# Task prompt:
Isolate every line in the records below with "true" in it.

# Data provided:

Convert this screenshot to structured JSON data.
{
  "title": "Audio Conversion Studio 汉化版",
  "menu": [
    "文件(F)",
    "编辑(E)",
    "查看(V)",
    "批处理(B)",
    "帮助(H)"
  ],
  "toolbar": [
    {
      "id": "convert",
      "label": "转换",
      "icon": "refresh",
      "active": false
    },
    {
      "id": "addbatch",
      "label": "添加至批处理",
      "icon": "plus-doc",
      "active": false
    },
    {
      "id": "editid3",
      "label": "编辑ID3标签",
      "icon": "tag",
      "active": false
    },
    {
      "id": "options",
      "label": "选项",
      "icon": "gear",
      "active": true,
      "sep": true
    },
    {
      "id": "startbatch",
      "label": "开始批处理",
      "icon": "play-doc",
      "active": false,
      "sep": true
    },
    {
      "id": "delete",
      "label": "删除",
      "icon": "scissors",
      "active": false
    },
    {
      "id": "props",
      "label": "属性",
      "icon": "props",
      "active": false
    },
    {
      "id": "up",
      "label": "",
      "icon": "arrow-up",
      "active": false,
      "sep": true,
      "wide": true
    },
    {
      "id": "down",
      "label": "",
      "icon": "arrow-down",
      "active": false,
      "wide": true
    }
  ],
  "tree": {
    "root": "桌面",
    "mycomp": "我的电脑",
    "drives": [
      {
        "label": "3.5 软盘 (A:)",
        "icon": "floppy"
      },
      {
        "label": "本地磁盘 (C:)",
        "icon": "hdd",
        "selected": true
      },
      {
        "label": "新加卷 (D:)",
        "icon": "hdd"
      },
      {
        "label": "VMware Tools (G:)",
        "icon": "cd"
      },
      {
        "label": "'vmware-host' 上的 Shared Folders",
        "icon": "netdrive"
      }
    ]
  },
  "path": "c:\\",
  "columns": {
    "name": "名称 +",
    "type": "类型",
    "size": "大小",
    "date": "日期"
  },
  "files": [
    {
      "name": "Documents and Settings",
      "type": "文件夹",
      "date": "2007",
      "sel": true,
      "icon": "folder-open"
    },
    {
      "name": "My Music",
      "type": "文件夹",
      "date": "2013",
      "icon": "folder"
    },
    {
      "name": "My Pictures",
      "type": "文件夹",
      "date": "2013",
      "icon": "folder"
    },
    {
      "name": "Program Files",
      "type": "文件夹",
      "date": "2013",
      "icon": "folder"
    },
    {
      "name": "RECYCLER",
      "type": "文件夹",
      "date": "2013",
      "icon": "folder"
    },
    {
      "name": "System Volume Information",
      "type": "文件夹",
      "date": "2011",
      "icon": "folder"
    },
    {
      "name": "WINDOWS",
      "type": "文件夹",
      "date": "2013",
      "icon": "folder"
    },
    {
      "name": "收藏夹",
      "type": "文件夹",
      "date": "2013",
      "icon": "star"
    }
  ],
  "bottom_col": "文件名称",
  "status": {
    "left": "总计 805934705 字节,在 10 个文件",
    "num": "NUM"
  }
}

# Worked answer:
      "active": true,
      "sep": true
      "sep": true
      "sep": true,
      "wide": true
      "wide": true
        "selected": true
      "sel": true,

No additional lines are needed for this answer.